• _TO BE DONE_
Select every line holding the word "screenshot" and copy it.
━━━━━━━━━━━━━━━━━━━━━━━━━━━━━━
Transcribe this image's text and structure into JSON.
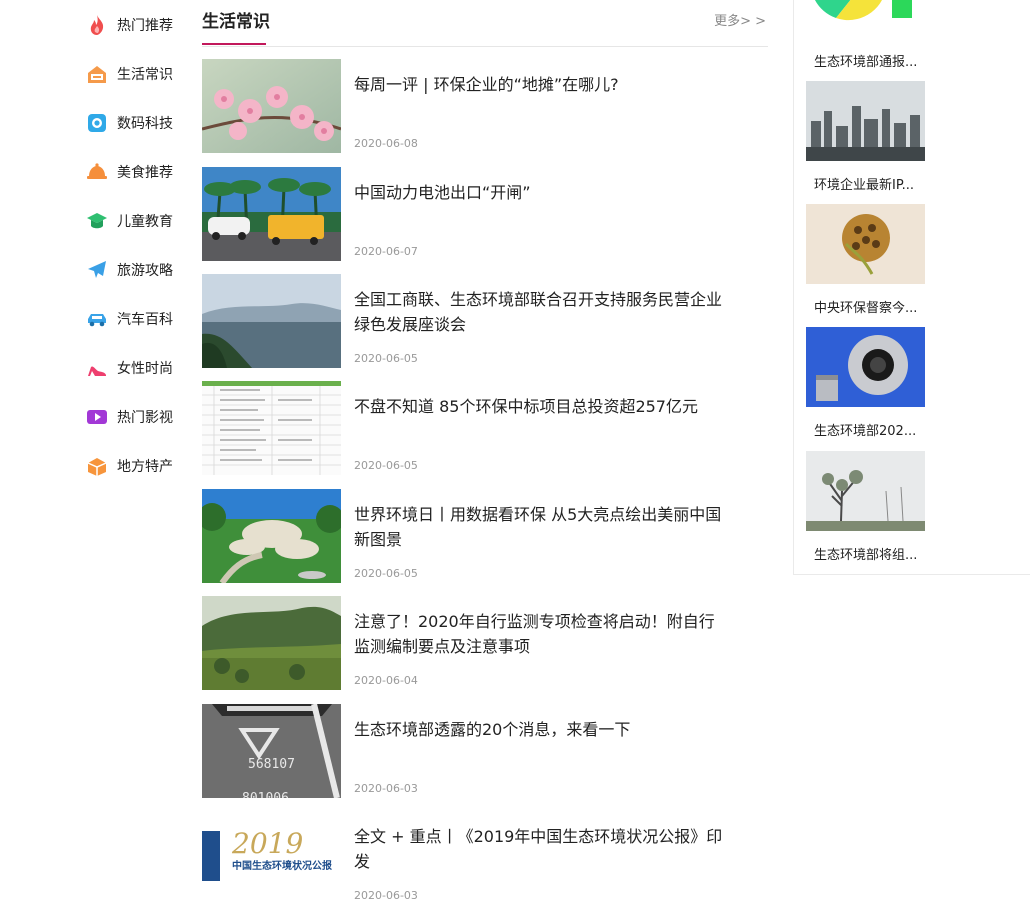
{
  "nav": {
    "items": [
      {
        "label": "热门推荐",
        "icon": "flame-icon"
      },
      {
        "label": "生活常识",
        "icon": "house-icon"
      },
      {
        "label": "数码科技",
        "icon": "camera-icon"
      },
      {
        "label": "美食推荐",
        "icon": "food-cloche-icon"
      },
      {
        "label": "儿童教育",
        "icon": "graduation-cap-icon"
      },
      {
        "label": "旅游攻略",
        "icon": "airplane-icon"
      },
      {
        "label": "汽车百科",
        "icon": "car-icon"
      },
      {
        "label": "女性时尚",
        "icon": "high-heel-icon"
      },
      {
        "label": "热门影视",
        "icon": "video-play-icon"
      },
      {
        "label": "地方特产",
        "icon": "gift-box-icon"
      }
    ]
  },
  "section": {
    "title": "生活常识",
    "more": "更多> >",
    "accent": "#c2185b"
  },
  "articles": [
    {
      "title": "每周一评 | 环保企业的“地摊”在哪儿?",
      "date": "2020-06-08"
    },
    {
      "title": "中国动力电池出口“开闸”",
      "date": "2020-06-07"
    },
    {
      "title": "全国工商联、生态环境部联合召开支持服务民营企业绿色发展座谈会",
      "date": "2020-06-05"
    },
    {
      "title": "不盘不知道 85个环保中标项目总投资超257亿元",
      "date": "2020-06-05"
    },
    {
      "title": "世界环境日丨用数据看环保 从5大亮点绘出美丽中国新图景",
      "date": "2020-06-05"
    },
    {
      "title": "注意了！2020年自行监测专项检查将启动！附自行监测编制要点及注意事项",
      "date": "2020-06-04"
    },
    {
      "title": "生态环境部透露的20个消息，来看一下",
      "date": "2020-06-03"
    },
    {
      "title": "全文 + 重点丨《2019年中国生态环境状况公报》印发",
      "date": "2020-06-03"
    }
  ],
  "thumb_text": {
    "plate": "568107",
    "plate2": "801006",
    "report_year": "2019",
    "report_name": "中国生态环境状况公报"
  },
  "sidebar": {
    "items": [
      {
        "caption": "生态环境部通报..."
      },
      {
        "caption": "环境企业最新IP..."
      },
      {
        "caption": "中央环保督察今..."
      },
      {
        "caption": "生态环境部202..."
      },
      {
        "caption": "生态环境部将组..."
      }
    ]
  }
}
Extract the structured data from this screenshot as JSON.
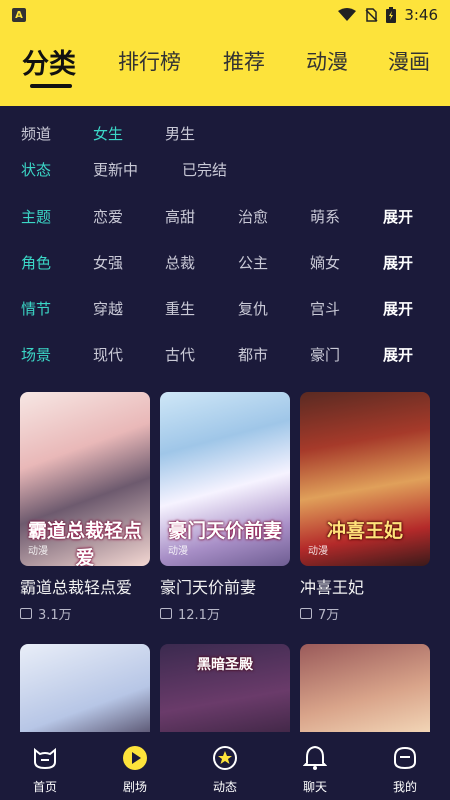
{
  "status": {
    "time": "3:46"
  },
  "tabs": [
    {
      "label": "分类",
      "active": true
    },
    {
      "label": "排行榜",
      "active": false
    },
    {
      "label": "推荐",
      "active": false
    },
    {
      "label": "动漫",
      "active": false
    },
    {
      "label": "漫画",
      "active": false
    }
  ],
  "filters": {
    "channel": {
      "label": "频道",
      "options": [
        "女生",
        "男生"
      ],
      "selected": "女生"
    },
    "state": {
      "label": "状态",
      "options": [
        "更新中",
        "已完结"
      ]
    },
    "theme": {
      "label": "主题",
      "options": [
        "恋爱",
        "高甜",
        "治愈",
        "萌系"
      ],
      "expand": "展开"
    },
    "role": {
      "label": "角色",
      "options": [
        "女强",
        "总裁",
        "公主",
        "嫡女"
      ],
      "expand": "展开"
    },
    "plot": {
      "label": "情节",
      "options": [
        "穿越",
        "重生",
        "复仇",
        "宫斗"
      ],
      "expand": "展开"
    },
    "scene": {
      "label": "场景",
      "options": [
        "现代",
        "古代",
        "都市",
        "豪门"
      ],
      "expand": "展开"
    }
  },
  "cards": [
    {
      "title": "霸道总裁轻点爱",
      "count": "3.1万",
      "cover_text": "霸道总裁轻点爱",
      "tag": "动漫"
    },
    {
      "title": "豪门天价前妻",
      "count": "12.1万",
      "cover_text": "豪门天价前妻",
      "tag": "动漫"
    },
    {
      "title": "冲喜王妃",
      "count": "7万",
      "cover_text": "冲喜王妃",
      "tag": "动漫"
    },
    {
      "title": "",
      "count": "",
      "cover_text": "",
      "tag": ""
    },
    {
      "title": "",
      "count": "",
      "cover_text": "黑暗圣殿",
      "tag": ""
    },
    {
      "title": "",
      "count": "",
      "cover_text": "",
      "tag": ""
    }
  ],
  "colors": {
    "header": "#fde33b",
    "background": "#1b1a3a",
    "accent": "#3bd6c6"
  },
  "nav": [
    {
      "label": "首页",
      "icon": "home-cat-icon"
    },
    {
      "label": "剧场",
      "icon": "play-icon",
      "active": true
    },
    {
      "label": "动态",
      "icon": "star-icon"
    },
    {
      "label": "聊天",
      "icon": "bell-icon"
    },
    {
      "label": "我的",
      "icon": "profile-icon"
    }
  ]
}
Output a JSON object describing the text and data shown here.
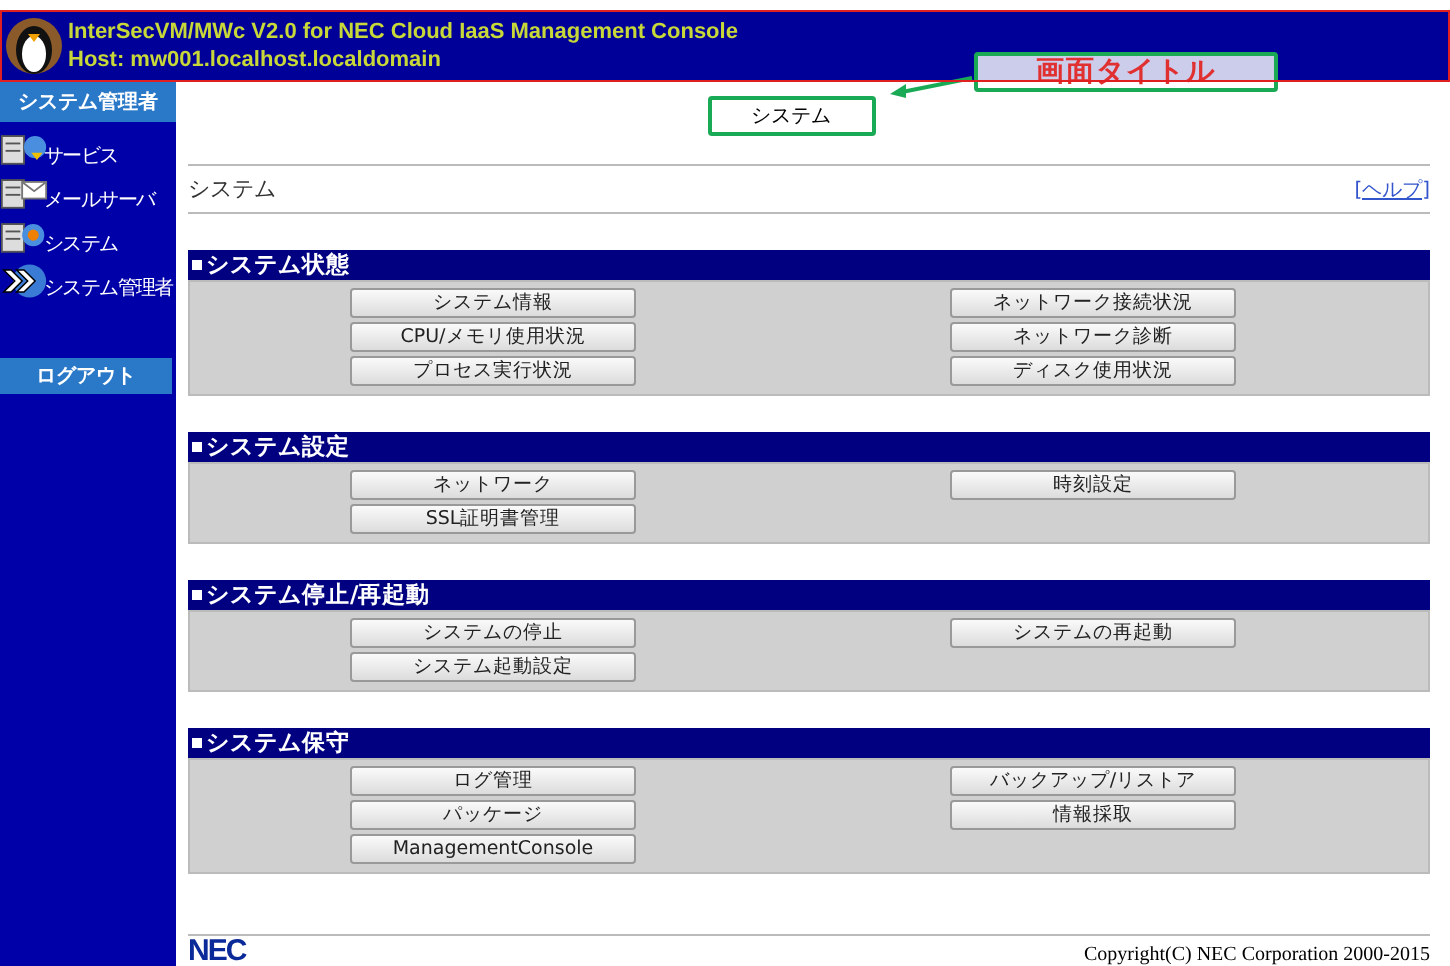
{
  "header": {
    "title": "InterSecVM/MWc V2.0 for NEC Cloud IaaS Management Console",
    "host": "Host: mw001.localhost.localdomain"
  },
  "sidebar": {
    "heading": "システム管理者",
    "items": [
      {
        "label": "サービス",
        "kind": "service"
      },
      {
        "label": "メールサーバ",
        "kind": "mail"
      },
      {
        "label": "システム",
        "kind": "system"
      },
      {
        "label": "システム管理者",
        "kind": "admin"
      }
    ],
    "logout": "ログアウト"
  },
  "page_title": "システム",
  "annotation": {
    "label": "画面タイトル"
  },
  "breadcrumb": "システム",
  "help_link": "[ヘルプ]",
  "sections": [
    {
      "title": "システム状態",
      "left": [
        "システム情報",
        "CPU/メモリ使用状況",
        "プロセス実行状況"
      ],
      "right": [
        "ネットワーク接続状況",
        "ネットワーク診断",
        "ディスク使用状況"
      ]
    },
    {
      "title": "システム設定",
      "left": [
        "ネットワーク",
        "SSL証明書管理"
      ],
      "right": [
        "時刻設定"
      ]
    },
    {
      "title": "システム停止/再起動",
      "left": [
        "システムの停止",
        "システム起動設定"
      ],
      "right": [
        "システムの再起動"
      ]
    },
    {
      "title": "システム保守",
      "left": [
        "ログ管理",
        "パッケージ",
        "ManagementConsole"
      ],
      "right": [
        "バックアップ/リストア",
        "情報採取"
      ]
    }
  ],
  "footer": {
    "logo": "NEC",
    "copyright": "Copyright(C) NEC Corporation 2000-2015"
  }
}
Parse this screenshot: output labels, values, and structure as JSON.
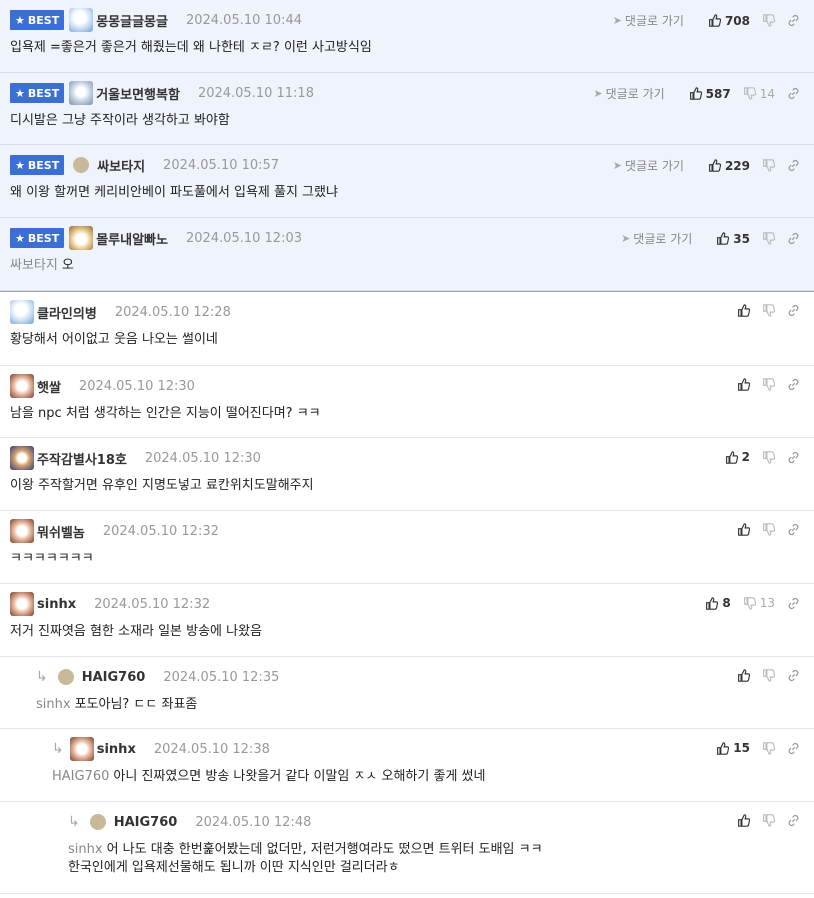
━━━━━━━━━━━━━━━━━━━━━━━━━━━━━━
• _RESPONSE_
Extract the structured data from this screenshot as JSON.
Parse this screenshot: output labels, values, and structure as JSON.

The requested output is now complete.